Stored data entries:
-- BEGIN --

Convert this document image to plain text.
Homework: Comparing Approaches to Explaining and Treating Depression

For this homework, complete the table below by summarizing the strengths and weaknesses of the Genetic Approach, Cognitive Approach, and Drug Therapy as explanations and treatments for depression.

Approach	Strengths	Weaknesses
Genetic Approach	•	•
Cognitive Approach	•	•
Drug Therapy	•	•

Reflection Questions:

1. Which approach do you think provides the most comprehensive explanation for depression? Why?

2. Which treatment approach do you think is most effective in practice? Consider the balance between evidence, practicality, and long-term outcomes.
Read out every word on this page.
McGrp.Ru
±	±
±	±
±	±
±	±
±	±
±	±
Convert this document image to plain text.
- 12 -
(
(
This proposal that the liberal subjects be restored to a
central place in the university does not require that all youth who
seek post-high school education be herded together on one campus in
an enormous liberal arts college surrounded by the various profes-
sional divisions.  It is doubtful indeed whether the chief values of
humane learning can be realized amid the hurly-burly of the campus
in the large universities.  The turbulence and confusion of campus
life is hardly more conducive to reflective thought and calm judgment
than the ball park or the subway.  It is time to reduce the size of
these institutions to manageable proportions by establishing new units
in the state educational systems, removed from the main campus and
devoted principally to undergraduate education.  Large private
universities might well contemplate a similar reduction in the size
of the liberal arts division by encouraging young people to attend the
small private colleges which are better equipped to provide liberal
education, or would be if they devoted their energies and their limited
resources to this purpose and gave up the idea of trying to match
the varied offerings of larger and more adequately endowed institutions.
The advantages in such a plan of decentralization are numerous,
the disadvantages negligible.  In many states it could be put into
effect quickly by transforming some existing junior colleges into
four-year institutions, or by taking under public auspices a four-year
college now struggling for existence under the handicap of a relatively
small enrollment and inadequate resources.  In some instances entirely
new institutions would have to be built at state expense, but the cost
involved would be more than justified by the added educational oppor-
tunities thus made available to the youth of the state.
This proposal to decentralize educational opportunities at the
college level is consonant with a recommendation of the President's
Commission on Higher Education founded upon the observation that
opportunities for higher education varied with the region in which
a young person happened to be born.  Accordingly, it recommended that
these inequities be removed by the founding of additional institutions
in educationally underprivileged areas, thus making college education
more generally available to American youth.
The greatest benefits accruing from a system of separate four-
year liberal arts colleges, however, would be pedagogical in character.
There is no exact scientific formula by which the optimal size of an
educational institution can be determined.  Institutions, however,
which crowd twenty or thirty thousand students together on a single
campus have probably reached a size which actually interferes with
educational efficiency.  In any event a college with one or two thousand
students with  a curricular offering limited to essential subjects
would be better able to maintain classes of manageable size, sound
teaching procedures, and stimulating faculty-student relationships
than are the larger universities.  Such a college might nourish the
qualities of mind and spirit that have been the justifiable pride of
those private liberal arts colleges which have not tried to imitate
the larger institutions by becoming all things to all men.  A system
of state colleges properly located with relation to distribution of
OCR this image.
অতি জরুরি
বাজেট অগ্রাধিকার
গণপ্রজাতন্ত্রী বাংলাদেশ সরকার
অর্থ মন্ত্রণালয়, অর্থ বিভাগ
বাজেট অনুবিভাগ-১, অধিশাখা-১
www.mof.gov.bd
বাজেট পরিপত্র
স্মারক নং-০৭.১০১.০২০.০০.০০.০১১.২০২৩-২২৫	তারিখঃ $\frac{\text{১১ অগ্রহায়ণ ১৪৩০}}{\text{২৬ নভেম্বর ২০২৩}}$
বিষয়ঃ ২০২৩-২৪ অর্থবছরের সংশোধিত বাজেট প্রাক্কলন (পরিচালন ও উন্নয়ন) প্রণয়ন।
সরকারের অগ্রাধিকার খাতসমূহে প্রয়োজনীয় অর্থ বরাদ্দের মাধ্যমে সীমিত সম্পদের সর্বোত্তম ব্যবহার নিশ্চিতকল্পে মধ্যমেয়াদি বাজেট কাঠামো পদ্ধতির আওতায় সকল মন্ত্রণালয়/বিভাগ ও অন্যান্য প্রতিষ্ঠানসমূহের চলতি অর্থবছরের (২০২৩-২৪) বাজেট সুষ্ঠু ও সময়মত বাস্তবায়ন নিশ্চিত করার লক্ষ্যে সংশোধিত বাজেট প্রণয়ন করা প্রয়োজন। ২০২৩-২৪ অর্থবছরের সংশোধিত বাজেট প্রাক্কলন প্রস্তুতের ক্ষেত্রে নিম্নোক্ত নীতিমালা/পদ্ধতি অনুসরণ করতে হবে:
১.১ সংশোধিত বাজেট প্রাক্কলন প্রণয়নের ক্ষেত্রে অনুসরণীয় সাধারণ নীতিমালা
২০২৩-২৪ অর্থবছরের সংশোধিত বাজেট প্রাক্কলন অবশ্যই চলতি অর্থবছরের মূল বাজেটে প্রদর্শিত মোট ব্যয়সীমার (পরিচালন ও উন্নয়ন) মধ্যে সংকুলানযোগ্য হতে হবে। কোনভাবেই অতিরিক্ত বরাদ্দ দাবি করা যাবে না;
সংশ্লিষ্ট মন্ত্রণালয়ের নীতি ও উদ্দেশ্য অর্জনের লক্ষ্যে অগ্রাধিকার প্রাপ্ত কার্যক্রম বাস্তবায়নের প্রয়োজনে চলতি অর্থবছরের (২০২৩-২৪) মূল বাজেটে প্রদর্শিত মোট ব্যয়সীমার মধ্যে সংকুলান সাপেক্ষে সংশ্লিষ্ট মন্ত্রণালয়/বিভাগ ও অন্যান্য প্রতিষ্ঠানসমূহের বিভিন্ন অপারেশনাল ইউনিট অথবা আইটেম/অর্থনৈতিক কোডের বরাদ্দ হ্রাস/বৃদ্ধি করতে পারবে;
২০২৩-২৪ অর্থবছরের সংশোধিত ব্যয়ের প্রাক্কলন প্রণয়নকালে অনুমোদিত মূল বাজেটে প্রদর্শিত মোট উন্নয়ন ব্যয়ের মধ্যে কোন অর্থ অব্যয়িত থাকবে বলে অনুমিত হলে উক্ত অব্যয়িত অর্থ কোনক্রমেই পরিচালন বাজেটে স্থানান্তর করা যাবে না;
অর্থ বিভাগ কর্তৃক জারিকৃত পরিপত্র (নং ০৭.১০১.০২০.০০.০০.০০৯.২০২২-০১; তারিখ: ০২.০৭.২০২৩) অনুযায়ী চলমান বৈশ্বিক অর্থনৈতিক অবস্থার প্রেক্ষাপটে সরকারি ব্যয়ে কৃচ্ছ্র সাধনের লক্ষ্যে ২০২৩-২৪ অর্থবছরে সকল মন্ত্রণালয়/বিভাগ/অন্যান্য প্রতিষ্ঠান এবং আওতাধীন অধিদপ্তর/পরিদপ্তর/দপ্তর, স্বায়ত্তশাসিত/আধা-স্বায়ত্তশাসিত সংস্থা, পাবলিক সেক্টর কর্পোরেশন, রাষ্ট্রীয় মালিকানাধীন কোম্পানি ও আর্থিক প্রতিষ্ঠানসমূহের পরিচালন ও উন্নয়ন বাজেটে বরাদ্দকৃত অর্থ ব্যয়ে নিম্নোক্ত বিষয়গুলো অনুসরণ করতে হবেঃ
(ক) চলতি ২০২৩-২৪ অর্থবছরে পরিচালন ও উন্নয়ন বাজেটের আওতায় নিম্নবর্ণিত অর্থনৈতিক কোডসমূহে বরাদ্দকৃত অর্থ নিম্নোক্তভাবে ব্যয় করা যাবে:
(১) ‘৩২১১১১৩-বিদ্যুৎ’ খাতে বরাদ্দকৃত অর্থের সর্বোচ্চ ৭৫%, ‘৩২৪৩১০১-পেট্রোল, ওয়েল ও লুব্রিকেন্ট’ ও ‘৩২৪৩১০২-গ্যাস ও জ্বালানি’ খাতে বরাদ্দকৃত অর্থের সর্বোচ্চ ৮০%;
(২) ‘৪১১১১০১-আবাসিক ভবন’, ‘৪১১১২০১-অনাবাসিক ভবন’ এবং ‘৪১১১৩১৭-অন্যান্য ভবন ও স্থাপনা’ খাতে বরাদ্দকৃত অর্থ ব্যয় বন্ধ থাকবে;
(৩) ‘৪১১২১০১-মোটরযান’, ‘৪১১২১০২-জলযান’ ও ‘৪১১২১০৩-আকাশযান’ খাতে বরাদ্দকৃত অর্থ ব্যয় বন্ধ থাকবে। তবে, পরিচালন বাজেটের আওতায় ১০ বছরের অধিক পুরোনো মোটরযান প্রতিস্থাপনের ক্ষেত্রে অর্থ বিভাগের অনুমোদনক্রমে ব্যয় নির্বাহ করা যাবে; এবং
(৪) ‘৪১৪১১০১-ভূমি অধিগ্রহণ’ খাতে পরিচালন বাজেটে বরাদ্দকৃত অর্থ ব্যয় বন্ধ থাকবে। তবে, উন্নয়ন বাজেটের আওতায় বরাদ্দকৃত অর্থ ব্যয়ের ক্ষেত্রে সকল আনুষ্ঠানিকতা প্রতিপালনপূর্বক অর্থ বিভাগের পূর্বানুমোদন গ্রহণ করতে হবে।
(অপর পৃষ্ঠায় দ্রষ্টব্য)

-- END --

Count every line in the entries above where the word "think" appears; respond with the number alone.

THE RESULT:
2